WHAT IS EXPECTED →
Write the listing below out again exactly, dropping the images.

RECORDS SHOWN →

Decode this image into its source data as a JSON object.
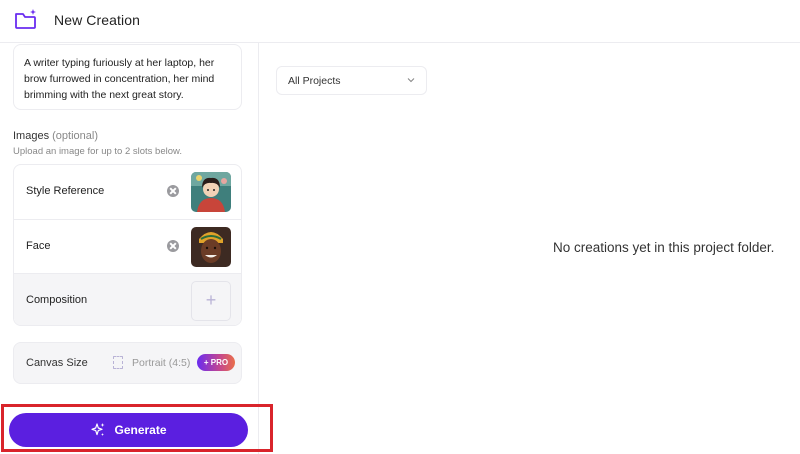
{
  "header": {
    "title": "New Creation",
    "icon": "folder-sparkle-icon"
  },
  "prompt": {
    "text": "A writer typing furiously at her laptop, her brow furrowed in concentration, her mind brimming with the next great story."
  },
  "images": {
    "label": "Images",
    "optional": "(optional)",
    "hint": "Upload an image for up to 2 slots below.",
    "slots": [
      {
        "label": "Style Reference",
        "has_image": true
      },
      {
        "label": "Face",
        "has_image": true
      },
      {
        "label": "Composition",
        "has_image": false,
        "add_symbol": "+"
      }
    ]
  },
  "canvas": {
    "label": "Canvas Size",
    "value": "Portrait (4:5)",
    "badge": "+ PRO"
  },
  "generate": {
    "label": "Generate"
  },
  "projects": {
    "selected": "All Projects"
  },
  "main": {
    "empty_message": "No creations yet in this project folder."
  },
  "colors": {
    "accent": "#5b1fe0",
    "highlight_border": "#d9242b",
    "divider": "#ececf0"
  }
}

FINISHED TASK →
Decode this image into its source data as a JSON object.
{
  "header": {
    "title": "New Creation",
    "icon": "folder-sparkle-icon"
  },
  "prompt": {
    "text": "A writer typing furiously at her laptop, her brow furrowed in concentration, her mind brimming with the next great story."
  },
  "images": {
    "label": "Images",
    "optional": "(optional)",
    "hint": "Upload an image for up to 2 slots below.",
    "slots": [
      {
        "label": "Style Reference",
        "has_image": true
      },
      {
        "label": "Face",
        "has_image": true
      },
      {
        "label": "Composition",
        "has_image": false,
        "add_symbol": "+"
      }
    ]
  },
  "canvas": {
    "label": "Canvas Size",
    "value": "Portrait (4:5)",
    "badge": "+ PRO"
  },
  "generate": {
    "label": "Generate"
  },
  "projects": {
    "selected": "All Projects"
  },
  "main": {
    "empty_message": "No creations yet in this project folder."
  },
  "colors": {
    "accent": "#5b1fe0",
    "highlight_border": "#d9242b",
    "divider": "#ececf0"
  }
}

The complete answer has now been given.